[Extracted records]
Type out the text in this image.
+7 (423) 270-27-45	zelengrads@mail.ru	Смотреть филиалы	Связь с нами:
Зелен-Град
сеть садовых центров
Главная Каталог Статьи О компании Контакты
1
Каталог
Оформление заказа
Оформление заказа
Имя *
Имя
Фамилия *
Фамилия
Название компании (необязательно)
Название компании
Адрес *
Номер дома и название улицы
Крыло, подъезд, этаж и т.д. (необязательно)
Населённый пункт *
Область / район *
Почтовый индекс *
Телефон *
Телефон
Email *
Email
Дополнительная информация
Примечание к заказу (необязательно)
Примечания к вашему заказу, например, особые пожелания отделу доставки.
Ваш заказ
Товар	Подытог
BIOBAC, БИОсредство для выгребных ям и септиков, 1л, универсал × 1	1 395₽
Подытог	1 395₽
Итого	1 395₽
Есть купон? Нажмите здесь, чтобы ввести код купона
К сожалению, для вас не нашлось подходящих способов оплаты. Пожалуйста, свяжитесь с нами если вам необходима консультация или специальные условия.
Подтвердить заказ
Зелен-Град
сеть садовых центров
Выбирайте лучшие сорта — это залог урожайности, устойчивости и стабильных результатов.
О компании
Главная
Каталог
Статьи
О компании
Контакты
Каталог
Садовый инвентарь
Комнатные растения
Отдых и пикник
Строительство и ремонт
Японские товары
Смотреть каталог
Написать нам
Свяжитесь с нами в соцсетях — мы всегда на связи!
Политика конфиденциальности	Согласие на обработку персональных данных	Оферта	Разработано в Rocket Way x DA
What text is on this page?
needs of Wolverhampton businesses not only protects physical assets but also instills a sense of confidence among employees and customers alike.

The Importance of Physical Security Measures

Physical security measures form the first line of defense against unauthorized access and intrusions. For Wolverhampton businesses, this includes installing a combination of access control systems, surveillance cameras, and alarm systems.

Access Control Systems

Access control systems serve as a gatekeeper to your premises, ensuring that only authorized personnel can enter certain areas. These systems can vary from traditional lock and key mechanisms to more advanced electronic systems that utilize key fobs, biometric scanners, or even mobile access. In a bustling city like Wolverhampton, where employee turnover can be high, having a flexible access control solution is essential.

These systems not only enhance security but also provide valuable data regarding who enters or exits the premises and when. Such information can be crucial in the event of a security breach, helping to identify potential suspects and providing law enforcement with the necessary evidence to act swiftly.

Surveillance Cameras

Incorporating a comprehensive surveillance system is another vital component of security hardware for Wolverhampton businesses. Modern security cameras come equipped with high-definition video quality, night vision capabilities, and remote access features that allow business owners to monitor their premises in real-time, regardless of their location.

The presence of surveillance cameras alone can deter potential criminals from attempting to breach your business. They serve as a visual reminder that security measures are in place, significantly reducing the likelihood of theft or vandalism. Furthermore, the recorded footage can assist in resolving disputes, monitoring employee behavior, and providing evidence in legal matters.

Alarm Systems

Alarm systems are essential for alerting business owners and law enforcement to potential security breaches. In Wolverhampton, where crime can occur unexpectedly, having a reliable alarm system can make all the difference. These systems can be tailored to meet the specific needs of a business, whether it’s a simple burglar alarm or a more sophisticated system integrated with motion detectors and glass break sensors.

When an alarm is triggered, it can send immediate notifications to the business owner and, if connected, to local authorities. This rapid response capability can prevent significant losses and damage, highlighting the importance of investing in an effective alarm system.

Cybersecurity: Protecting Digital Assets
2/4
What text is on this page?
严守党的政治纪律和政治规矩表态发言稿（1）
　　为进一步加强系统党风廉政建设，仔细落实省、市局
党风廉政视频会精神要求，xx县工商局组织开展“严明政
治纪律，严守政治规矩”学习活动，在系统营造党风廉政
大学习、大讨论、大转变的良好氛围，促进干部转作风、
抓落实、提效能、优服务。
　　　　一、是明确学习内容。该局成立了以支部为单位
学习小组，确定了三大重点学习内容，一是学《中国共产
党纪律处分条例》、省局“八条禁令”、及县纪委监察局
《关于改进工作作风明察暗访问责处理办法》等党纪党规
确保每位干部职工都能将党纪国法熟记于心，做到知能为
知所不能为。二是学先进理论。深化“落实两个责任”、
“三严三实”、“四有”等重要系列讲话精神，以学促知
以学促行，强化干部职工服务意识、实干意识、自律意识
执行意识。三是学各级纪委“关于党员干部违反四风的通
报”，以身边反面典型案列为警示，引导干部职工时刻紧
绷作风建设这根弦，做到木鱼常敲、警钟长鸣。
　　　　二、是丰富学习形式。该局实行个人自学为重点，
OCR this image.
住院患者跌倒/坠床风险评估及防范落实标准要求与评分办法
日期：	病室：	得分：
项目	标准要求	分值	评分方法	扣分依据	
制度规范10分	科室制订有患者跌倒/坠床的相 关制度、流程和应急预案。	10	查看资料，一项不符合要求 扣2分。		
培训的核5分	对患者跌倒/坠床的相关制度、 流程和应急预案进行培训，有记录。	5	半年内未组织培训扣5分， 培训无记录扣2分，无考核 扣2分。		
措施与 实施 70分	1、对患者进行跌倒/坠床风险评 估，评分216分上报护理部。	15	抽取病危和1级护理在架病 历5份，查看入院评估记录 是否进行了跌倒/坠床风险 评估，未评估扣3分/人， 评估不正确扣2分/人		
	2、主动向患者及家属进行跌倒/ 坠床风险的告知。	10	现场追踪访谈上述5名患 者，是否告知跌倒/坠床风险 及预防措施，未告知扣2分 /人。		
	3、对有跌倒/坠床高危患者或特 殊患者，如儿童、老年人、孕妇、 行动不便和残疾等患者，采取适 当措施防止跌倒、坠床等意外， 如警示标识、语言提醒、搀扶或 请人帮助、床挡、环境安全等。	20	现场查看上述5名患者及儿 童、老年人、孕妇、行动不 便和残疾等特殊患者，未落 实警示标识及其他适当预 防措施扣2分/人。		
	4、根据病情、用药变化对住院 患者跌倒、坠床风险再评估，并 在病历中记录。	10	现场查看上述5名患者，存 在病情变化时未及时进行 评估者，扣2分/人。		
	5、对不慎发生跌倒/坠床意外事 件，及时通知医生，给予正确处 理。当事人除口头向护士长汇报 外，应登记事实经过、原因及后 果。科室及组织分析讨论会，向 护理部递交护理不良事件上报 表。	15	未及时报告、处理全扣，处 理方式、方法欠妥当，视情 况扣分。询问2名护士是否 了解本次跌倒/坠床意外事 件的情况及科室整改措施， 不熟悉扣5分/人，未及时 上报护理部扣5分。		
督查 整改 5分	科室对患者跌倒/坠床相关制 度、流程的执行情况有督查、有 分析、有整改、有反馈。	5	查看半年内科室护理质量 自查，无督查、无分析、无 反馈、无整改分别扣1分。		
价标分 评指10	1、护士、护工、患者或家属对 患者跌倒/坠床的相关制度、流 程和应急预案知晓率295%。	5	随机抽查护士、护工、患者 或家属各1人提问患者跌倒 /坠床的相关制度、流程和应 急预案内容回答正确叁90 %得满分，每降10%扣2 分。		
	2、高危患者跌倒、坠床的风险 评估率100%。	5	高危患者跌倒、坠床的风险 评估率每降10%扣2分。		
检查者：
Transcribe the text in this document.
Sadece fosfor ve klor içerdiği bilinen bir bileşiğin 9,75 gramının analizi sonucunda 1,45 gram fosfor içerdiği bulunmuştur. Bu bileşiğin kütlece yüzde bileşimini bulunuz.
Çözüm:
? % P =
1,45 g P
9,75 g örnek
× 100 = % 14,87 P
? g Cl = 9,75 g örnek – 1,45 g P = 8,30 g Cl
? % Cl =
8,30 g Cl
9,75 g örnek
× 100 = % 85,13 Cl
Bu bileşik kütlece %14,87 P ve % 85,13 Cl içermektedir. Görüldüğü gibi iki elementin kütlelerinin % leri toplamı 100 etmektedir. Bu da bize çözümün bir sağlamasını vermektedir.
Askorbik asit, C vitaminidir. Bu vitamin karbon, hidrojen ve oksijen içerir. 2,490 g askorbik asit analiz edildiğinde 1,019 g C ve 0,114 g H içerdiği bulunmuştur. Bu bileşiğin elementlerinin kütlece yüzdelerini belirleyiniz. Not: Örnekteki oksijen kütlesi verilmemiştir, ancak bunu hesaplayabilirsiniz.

## SHORT EXERCISE
Go through the preceding material and copy each line that has the word "坠床的相关制度".

## EXERCISE RESULT
培训的核5分	对患者跌倒/坠床的相关制度、 流程和应急预案进行培训，有记录。	5	半年内未组织培训扣5分， 培训无记录扣2分，无考核 扣2分。		
价标分 评指10	1、护士、护工、患者或家属对 患者跌倒/坠床的相关制度、流 程和应急预案知晓率295%。	5	随机抽查护士、护工、患者 或家属各1人提问患者跌倒 /坠床的相关制度、流程和应 急预案内容回答正确叁90 %得满分，每降10%扣2 分。		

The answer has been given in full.